• [THE REQUEST]: Return each line that holds the word "dejun".

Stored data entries
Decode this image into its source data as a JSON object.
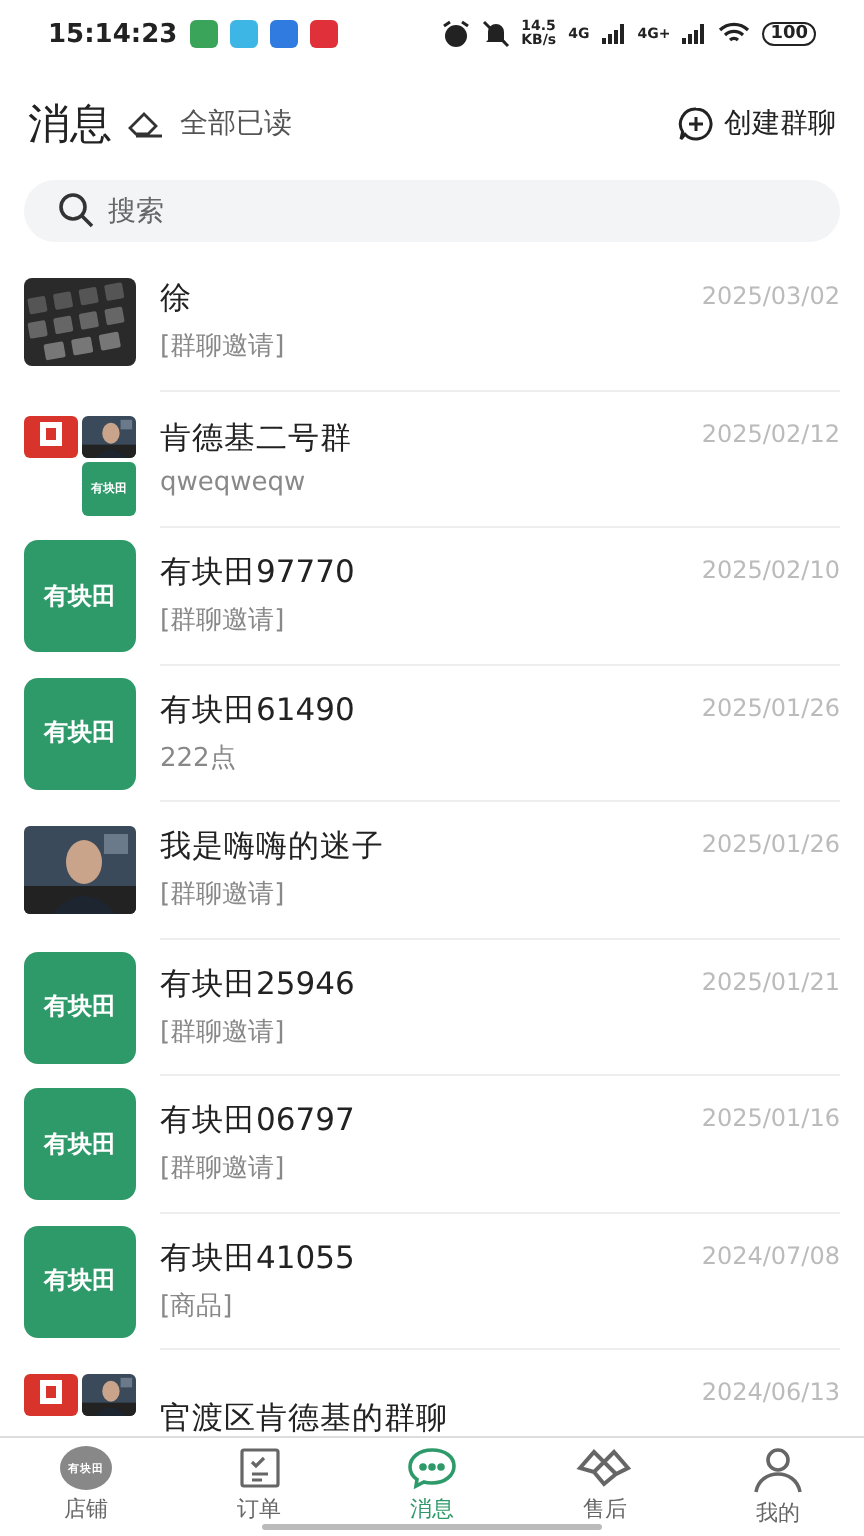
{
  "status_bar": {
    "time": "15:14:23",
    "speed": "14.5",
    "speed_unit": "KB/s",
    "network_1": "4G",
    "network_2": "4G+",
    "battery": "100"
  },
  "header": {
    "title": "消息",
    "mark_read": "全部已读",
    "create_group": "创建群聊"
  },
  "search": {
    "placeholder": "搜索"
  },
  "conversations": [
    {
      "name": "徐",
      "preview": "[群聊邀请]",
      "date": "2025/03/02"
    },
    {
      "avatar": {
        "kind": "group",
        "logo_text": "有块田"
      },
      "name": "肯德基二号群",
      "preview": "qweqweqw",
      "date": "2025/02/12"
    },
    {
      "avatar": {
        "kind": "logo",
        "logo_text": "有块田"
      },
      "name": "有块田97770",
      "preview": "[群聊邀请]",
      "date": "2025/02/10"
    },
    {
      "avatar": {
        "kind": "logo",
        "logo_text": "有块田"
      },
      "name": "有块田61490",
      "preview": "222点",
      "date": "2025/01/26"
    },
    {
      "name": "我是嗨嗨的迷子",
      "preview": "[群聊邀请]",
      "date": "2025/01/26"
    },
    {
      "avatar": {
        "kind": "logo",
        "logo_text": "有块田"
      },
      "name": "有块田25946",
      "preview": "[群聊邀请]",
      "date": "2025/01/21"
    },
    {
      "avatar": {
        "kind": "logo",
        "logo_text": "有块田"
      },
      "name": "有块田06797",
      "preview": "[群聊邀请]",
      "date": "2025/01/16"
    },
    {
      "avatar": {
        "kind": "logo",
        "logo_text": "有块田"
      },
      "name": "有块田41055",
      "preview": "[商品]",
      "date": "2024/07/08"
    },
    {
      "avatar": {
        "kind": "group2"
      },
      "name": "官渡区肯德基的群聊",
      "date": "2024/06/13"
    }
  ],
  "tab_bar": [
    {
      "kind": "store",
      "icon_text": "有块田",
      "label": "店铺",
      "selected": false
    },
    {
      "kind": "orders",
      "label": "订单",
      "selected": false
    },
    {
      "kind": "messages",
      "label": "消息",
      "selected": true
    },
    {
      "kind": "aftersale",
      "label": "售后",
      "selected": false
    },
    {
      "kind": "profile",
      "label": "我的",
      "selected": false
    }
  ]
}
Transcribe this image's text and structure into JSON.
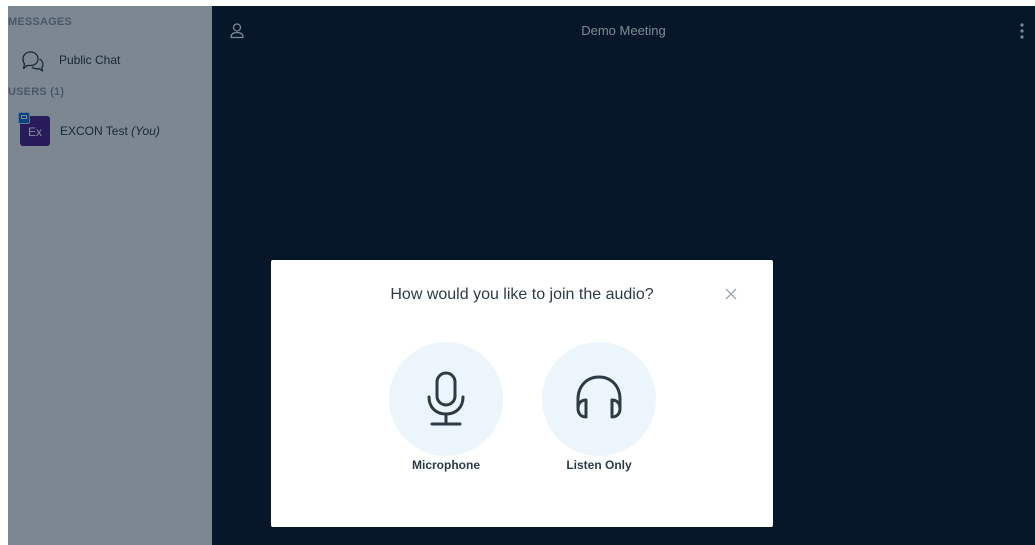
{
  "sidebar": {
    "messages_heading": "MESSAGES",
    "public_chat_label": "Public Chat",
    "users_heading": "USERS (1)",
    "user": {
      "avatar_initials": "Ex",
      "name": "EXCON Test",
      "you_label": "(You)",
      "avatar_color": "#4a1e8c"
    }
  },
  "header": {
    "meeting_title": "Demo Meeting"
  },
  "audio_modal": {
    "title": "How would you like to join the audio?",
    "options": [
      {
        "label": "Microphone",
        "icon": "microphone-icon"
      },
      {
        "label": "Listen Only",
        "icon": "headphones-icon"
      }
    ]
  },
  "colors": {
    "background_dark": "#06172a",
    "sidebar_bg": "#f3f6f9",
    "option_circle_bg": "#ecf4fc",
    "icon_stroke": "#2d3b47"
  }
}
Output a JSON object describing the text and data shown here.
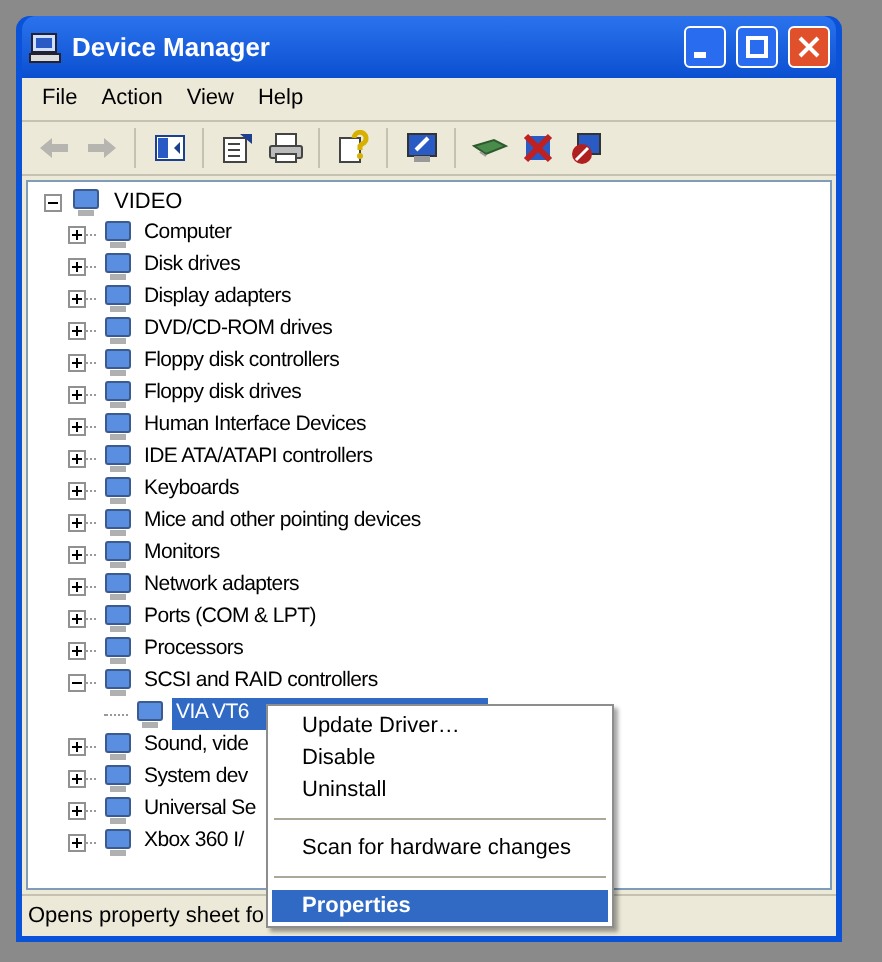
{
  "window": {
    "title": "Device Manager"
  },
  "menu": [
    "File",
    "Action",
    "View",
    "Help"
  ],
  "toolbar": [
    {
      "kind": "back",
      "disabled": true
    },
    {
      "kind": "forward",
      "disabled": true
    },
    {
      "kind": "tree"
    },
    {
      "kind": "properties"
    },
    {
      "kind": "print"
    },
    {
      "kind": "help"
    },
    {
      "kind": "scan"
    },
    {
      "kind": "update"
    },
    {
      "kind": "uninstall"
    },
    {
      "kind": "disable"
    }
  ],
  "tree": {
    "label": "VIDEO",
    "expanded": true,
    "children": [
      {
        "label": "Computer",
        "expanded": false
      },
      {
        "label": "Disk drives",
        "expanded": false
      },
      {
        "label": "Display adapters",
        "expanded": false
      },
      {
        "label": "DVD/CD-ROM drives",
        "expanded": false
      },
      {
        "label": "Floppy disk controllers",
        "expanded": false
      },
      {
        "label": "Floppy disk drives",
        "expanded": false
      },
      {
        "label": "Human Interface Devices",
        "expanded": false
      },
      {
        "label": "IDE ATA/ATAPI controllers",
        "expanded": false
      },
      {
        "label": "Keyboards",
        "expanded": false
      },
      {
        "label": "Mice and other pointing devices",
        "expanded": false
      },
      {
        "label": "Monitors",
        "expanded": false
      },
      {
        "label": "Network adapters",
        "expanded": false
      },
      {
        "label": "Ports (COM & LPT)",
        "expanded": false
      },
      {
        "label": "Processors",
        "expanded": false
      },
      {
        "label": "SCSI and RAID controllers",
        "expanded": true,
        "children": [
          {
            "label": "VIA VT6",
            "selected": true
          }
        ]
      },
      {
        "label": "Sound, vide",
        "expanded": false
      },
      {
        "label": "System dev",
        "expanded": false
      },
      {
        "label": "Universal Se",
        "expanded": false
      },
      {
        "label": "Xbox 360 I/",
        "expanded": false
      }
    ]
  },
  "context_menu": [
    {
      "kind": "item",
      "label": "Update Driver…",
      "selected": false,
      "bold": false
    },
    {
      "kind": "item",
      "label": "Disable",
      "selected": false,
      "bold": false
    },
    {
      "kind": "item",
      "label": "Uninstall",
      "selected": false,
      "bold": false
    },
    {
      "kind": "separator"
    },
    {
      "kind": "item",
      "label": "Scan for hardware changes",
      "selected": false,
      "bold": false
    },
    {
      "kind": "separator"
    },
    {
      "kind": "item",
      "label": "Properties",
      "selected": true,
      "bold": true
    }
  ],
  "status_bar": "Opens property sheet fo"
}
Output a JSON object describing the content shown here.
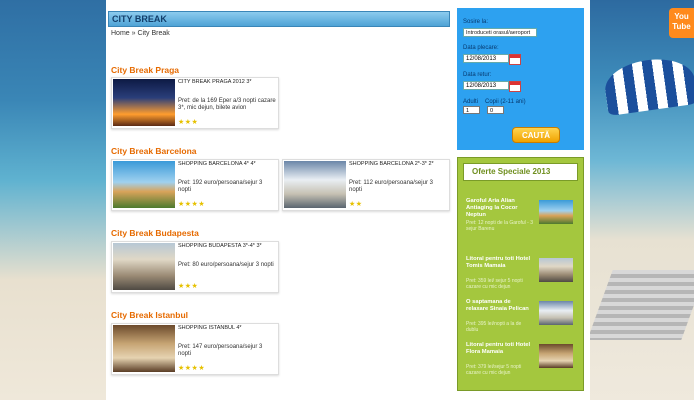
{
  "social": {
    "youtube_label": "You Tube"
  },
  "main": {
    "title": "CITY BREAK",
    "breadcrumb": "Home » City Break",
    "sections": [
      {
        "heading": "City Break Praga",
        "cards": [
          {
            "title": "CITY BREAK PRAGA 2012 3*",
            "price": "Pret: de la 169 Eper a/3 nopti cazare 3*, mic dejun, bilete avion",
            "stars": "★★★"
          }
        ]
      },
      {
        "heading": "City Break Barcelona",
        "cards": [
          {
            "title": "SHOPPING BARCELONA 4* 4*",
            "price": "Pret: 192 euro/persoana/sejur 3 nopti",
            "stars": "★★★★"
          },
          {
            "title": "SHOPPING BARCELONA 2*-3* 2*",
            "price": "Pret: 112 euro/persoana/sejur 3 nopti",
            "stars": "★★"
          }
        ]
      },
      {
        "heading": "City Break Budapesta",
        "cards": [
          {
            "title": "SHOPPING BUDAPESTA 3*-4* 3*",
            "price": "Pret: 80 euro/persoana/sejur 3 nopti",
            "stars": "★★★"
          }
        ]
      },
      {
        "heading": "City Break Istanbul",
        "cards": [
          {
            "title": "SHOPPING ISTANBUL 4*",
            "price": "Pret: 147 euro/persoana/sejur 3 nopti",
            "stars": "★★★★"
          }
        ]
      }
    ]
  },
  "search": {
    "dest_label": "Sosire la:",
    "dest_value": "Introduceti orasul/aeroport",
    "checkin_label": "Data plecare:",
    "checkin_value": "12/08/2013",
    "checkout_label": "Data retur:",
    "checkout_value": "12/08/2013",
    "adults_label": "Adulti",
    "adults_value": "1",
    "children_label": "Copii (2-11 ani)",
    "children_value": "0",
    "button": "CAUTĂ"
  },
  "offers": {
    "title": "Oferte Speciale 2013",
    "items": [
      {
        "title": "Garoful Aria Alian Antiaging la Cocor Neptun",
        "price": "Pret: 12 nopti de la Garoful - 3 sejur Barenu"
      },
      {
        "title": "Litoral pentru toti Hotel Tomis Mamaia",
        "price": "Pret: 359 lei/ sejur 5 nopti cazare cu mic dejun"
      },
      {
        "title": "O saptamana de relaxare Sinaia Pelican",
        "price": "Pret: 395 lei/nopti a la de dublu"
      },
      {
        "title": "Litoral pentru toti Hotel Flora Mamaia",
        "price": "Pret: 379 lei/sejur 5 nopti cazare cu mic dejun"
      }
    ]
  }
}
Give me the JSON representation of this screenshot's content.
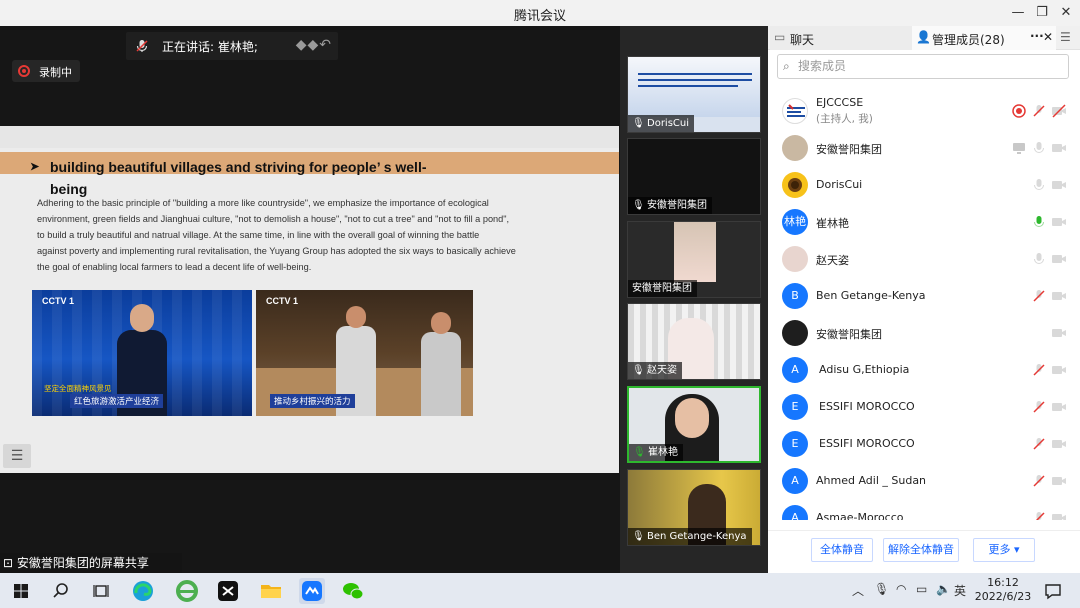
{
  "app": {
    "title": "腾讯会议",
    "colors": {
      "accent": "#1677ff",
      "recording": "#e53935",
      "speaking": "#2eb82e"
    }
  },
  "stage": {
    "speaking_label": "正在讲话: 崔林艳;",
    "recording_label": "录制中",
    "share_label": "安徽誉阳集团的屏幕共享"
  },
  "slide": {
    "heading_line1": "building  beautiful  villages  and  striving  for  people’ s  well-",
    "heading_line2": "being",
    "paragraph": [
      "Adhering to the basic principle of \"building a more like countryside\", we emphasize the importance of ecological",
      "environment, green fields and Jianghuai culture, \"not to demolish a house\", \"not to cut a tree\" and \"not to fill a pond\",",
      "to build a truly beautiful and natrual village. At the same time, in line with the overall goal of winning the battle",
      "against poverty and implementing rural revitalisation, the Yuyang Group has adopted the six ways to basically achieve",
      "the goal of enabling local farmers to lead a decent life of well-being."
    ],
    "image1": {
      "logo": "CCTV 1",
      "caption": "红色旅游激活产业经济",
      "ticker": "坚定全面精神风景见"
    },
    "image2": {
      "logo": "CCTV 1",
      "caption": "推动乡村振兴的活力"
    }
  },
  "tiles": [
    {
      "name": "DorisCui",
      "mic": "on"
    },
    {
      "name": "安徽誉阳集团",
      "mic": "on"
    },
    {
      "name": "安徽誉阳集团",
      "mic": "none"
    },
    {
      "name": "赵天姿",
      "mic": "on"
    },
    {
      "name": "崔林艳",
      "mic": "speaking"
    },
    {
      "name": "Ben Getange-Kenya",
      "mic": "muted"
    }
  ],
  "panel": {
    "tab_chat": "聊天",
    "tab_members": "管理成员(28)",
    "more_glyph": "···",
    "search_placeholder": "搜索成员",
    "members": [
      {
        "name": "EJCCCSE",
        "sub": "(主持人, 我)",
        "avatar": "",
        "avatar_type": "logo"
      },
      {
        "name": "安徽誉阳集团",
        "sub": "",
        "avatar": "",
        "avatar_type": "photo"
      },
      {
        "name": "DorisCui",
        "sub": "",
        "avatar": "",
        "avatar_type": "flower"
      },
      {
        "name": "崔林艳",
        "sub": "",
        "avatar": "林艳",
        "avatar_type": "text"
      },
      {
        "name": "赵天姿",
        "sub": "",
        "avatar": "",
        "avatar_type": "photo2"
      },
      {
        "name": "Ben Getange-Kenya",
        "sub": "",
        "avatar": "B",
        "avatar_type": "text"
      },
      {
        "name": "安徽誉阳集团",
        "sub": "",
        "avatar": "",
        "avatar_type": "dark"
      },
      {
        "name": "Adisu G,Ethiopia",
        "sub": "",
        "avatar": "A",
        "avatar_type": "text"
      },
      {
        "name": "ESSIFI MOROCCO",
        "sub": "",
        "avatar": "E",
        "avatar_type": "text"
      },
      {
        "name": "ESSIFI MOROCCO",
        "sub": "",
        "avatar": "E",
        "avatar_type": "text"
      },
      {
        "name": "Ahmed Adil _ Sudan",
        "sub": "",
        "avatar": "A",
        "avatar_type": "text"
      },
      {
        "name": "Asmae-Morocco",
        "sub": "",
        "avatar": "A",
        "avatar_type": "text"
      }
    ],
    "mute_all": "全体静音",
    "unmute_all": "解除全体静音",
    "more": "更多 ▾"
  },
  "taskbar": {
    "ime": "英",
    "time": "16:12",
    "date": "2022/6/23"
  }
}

• [CORRECT OUTPUT]:
            "price": "Pret: de la 169 Eper a/3 nopti cazare 3*, mic dejun, bilete avion",
        "price": "Pret: 359 lei/ sejur 5 nopti cazare cu mic dejun"
        "price": "Pret: 379 lei/sejur 5 nopti cazare cu mic dejun"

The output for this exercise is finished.